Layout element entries

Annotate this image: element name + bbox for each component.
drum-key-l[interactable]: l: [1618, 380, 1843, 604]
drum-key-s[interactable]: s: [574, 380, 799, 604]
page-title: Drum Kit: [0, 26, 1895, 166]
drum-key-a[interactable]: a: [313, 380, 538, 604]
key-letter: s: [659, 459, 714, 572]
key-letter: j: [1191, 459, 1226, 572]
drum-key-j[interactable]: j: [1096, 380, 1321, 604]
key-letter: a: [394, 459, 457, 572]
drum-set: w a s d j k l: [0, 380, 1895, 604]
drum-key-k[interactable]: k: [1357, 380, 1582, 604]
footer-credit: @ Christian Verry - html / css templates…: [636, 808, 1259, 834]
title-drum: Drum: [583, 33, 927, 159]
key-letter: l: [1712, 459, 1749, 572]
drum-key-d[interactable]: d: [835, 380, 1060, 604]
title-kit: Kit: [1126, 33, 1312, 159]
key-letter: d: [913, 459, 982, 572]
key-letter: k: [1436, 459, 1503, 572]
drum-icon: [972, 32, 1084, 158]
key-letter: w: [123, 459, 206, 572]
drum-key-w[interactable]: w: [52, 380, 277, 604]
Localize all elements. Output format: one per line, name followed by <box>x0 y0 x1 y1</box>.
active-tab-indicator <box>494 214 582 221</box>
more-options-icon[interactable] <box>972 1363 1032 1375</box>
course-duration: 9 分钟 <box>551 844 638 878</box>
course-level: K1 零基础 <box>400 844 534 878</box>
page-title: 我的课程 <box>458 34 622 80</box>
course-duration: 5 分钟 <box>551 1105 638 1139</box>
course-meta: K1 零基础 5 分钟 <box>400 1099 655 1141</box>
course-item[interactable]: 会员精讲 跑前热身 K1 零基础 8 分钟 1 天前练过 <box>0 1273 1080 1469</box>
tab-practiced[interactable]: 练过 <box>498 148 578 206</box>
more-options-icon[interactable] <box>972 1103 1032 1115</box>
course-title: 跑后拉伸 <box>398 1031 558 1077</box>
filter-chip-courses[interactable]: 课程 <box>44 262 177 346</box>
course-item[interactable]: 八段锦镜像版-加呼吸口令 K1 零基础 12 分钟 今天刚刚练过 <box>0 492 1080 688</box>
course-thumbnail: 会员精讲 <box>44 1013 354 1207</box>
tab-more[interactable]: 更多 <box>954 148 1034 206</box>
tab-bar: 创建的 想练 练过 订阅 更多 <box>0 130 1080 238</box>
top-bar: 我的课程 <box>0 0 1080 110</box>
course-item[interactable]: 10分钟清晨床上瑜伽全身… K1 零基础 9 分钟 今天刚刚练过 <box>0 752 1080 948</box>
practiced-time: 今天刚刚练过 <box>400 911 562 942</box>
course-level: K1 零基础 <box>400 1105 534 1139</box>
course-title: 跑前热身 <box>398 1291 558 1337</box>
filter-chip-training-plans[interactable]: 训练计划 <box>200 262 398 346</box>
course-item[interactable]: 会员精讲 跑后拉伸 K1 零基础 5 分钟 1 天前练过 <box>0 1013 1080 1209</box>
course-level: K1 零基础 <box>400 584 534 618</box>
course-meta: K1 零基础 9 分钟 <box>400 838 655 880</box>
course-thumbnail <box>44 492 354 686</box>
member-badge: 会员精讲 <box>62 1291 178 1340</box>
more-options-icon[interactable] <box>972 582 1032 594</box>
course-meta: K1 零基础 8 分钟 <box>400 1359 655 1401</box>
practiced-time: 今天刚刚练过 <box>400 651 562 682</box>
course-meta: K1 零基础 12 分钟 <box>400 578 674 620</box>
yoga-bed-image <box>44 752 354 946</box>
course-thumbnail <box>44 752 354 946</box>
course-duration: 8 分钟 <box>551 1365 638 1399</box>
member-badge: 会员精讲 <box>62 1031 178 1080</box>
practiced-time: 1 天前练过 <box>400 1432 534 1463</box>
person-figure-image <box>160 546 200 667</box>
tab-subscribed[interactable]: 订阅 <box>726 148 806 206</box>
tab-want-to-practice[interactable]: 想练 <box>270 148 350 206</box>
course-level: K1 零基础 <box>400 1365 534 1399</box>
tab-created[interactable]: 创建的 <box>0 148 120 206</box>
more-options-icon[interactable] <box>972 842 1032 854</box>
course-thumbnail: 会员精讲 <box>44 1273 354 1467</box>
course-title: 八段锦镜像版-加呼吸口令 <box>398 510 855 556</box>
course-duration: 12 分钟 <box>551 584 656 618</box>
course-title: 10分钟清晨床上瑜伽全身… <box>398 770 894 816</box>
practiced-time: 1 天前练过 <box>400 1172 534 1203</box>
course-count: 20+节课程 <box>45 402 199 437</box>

### Exercise objective
Retype every row above, keeping each line unchanged and in the same order.

### Reply to the task
Annotate this image: element name + bbox for each component.
drum-key-l[interactable]: l: [1618, 380, 1843, 604]
drum-key-s[interactable]: s: [574, 380, 799, 604]
page-title: Drum Kit: [0, 26, 1895, 166]
drum-key-a[interactable]: a: [313, 380, 538, 604]
key-letter: s: [659, 459, 714, 572]
key-letter: j: [1191, 459, 1226, 572]
drum-key-j[interactable]: j: [1096, 380, 1321, 604]
key-letter: a: [394, 459, 457, 572]
drum-set: w a s d j k l: [0, 380, 1895, 604]
drum-key-k[interactable]: k: [1357, 380, 1582, 604]
footer-credit: @ Christian Verry - html / css templates…: [636, 808, 1259, 834]
title-drum: Drum: [583, 33, 927, 159]
key-letter: l: [1712, 459, 1749, 572]
drum-key-d[interactable]: d: [835, 380, 1060, 604]
title-kit: Kit: [1126, 33, 1312, 159]
key-letter: d: [913, 459, 982, 572]
key-letter: k: [1436, 459, 1503, 572]
drum-icon: [972, 32, 1084, 158]
key-letter: w: [123, 459, 206, 572]
drum-key-w[interactable]: w: [52, 380, 277, 604]
Localize all elements. Output format: one per line, name followed by <box>x0 y0 x1 y1</box>.
active-tab-indicator <box>494 214 582 221</box>
more-options-icon[interactable] <box>972 1363 1032 1375</box>
course-duration: 9 分钟 <box>551 844 638 878</box>
course-level: K1 零基础 <box>400 844 534 878</box>
page-title: 我的课程 <box>458 34 622 80</box>
course-duration: 5 分钟 <box>551 1105 638 1139</box>
course-meta: K1 零基础 5 分钟 <box>400 1099 655 1141</box>
course-item[interactable]: 会员精讲 跑前热身 K1 零基础 8 分钟 1 天前练过 <box>0 1273 1080 1469</box>
tab-practiced[interactable]: 练过 <box>498 148 578 206</box>
more-options-icon[interactable] <box>972 1103 1032 1115</box>
course-title: 跑后拉伸 <box>398 1031 558 1077</box>
filter-chip-courses[interactable]: 课程 <box>44 262 177 346</box>
course-item[interactable]: 八段锦镜像版-加呼吸口令 K1 零基础 12 分钟 今天刚刚练过 <box>0 492 1080 688</box>
course-thumbnail: 会员精讲 <box>44 1013 354 1207</box>
tab-more[interactable]: 更多 <box>954 148 1034 206</box>
tab-bar: 创建的 想练 练过 订阅 更多 <box>0 130 1080 238</box>
top-bar: 我的课程 <box>0 0 1080 110</box>
course-item[interactable]: 10分钟清晨床上瑜伽全身… K1 零基础 9 分钟 今天刚刚练过 <box>0 752 1080 948</box>
practiced-time: 今天刚刚练过 <box>400 911 562 942</box>
course-level: K1 零基础 <box>400 1105 534 1139</box>
course-title: 跑前热身 <box>398 1291 558 1337</box>
filter-chip-training-plans[interactable]: 训练计划 <box>200 262 398 346</box>
course-item[interactable]: 会员精讲 跑后拉伸 K1 零基础 5 分钟 1 天前练过 <box>0 1013 1080 1209</box>
course-level: K1 零基础 <box>400 584 534 618</box>
course-meta: K1 零基础 9 分钟 <box>400 838 655 880</box>
course-thumbnail <box>44 492 354 686</box>
member-badge: 会员精讲 <box>62 1291 178 1340</box>
more-options-icon[interactable] <box>972 582 1032 594</box>
course-meta: K1 零基础 8 分钟 <box>400 1359 655 1401</box>
practiced-time: 今天刚刚练过 <box>400 651 562 682</box>
course-meta: K1 零基础 12 分钟 <box>400 578 674 620</box>
yoga-bed-image <box>44 752 354 946</box>
course-thumbnail <box>44 752 354 946</box>
course-duration: 8 分钟 <box>551 1365 638 1399</box>
member-badge: 会员精讲 <box>62 1031 178 1080</box>
practiced-time: 1 天前练过 <box>400 1432 534 1463</box>
person-figure-image <box>160 546 200 667</box>
tab-subscribed[interactable]: 订阅 <box>726 148 806 206</box>
tab-want-to-practice[interactable]: 想练 <box>270 148 350 206</box>
course-level: K1 零基础 <box>400 1365 534 1399</box>
tab-created[interactable]: 创建的 <box>0 148 120 206</box>
more-options-icon[interactable] <box>972 842 1032 854</box>
course-thumbnail: 会员精讲 <box>44 1273 354 1467</box>
course-title: 八段锦镜像版-加呼吸口令 <box>398 510 855 556</box>
course-duration: 12 分钟 <box>551 584 656 618</box>
course-title: 10分钟清晨床上瑜伽全身… <box>398 770 894 816</box>
practiced-time: 1 天前练过 <box>400 1172 534 1203</box>
course-count: 20+节课程 <box>45 402 199 437</box>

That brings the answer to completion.